*** Exercise data

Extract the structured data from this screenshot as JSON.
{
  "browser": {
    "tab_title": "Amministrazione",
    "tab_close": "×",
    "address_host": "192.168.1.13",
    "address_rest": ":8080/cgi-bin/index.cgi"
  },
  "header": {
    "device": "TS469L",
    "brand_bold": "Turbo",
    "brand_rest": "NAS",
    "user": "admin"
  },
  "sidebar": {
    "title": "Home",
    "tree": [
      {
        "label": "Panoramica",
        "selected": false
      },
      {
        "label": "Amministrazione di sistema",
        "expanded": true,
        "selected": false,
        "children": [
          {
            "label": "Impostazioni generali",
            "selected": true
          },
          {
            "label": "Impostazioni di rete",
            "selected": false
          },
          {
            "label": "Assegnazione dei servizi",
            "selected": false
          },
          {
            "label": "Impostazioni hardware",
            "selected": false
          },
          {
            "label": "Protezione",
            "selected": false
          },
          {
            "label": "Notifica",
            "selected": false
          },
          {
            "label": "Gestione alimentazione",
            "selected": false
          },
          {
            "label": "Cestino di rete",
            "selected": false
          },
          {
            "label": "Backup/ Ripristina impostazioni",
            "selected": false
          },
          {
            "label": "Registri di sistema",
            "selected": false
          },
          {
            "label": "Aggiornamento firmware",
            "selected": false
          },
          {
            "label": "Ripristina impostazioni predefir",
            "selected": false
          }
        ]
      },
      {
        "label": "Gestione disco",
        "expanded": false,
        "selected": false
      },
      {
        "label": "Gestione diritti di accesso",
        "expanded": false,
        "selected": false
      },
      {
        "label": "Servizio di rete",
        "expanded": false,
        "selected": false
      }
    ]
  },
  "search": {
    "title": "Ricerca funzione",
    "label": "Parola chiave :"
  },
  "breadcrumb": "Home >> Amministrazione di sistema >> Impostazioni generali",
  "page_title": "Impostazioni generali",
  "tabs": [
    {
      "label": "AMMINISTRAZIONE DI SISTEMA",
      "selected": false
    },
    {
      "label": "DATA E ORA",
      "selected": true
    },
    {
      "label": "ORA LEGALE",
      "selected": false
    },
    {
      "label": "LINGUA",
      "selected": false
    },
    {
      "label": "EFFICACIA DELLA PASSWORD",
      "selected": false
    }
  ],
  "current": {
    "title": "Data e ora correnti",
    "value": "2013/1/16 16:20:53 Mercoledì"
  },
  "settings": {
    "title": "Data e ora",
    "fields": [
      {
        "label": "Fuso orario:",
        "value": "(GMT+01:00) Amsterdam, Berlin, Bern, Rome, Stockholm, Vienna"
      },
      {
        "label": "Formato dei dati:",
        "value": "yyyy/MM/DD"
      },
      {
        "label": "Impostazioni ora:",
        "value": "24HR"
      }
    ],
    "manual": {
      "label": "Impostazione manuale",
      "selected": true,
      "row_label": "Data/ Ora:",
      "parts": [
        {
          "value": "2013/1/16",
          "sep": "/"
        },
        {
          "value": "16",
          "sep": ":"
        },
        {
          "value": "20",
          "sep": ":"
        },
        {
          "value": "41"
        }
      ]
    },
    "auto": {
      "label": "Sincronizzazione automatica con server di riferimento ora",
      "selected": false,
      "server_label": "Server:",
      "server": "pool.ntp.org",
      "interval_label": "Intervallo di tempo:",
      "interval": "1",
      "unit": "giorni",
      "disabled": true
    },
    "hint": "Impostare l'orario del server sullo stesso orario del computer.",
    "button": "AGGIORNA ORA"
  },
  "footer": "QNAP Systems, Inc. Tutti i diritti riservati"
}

******

■ **Task**: Find the string "true" in the records, then copy each line where it occurs.

■ **Response**:
        "expanded": true,
            "selected": true
      "selected": true
      "selected": true,
      "disabled": true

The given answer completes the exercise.